(Data records)
▬▬▬▬▬▬

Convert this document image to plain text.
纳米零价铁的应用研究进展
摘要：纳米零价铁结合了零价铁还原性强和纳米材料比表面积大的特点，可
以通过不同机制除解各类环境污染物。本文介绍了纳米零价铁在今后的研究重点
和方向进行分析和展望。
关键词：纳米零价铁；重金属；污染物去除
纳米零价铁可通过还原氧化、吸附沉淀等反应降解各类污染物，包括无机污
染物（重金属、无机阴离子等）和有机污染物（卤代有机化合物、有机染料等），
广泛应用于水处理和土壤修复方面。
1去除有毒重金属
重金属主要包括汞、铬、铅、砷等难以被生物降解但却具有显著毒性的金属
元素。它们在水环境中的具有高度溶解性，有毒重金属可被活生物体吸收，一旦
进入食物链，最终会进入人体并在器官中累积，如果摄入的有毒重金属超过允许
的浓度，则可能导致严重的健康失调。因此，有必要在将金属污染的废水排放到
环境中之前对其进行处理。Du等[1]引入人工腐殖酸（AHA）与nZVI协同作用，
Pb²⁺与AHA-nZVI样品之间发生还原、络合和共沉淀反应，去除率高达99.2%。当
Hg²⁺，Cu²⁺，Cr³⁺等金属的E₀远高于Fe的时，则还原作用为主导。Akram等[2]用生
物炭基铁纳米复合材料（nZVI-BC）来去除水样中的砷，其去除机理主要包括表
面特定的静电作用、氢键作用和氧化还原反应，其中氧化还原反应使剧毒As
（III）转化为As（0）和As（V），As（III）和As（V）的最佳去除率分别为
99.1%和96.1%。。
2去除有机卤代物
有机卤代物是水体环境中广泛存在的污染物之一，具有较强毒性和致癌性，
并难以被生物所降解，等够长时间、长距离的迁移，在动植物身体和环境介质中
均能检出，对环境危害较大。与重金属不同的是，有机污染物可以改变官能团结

▬▬▬▬▬▬

● Exercise requirements
Would you restate each of the entries word for word?

● Final result
Convert this document image to plain text.
纳米零价铁的应用研究进展
摘要：纳米零价铁结合了零价铁还原性强和纳米材料比表面积大的特点，可
以通过不同机制除解各类环境污染物。本文介绍了纳米零价铁在今后的研究重点
和方向进行分析和展望。
关键词：纳米零价铁；重金属；污染物去除
纳米零价铁可通过还原氧化、吸附沉淀等反应降解各类污染物，包括无机污
染物（重金属、无机阴离子等）和有机污染物（卤代有机化合物、有机染料等），
广泛应用于水处理和土壤修复方面。
1去除有毒重金属
重金属主要包括汞、铬、铅、砷等难以被生物降解但却具有显著毒性的金属
元素。它们在水环境中的具有高度溶解性，有毒重金属可被活生物体吸收，一旦
进入食物链，最终会进入人体并在器官中累积，如果摄入的有毒重金属超过允许
的浓度，则可能导致严重的健康失调。因此，有必要在将金属污染的废水排放到
环境中之前对其进行处理。Du等[1]引入人工腐殖酸（AHA）与nZVI协同作用，
Pb²⁺与AHA-nZVI样品之间发生还原、络合和共沉淀反应，去除率高达99.2%。当
Hg²⁺，Cu²⁺，Cr³⁺等金属的E₀远高于Fe的时，则还原作用为主导。Akram等[2]用生
物炭基铁纳米复合材料（nZVI-BC）来去除水样中的砷，其去除机理主要包括表
面特定的静电作用、氢键作用和氧化还原反应，其中氧化还原反应使剧毒As
（III）转化为As（0）和As（V），As（III）和As（V）的最佳去除率分别为
99.1%和96.1%。。
2去除有机卤代物
有机卤代物是水体环境中广泛存在的污染物之一，具有较强毒性和致癌性，
并难以被生物所降解，等够长时间、长距离的迁移，在动植物身体和环境介质中
均能检出，对环境危害较大。与重金属不同的是，有机污染物可以改变官能团结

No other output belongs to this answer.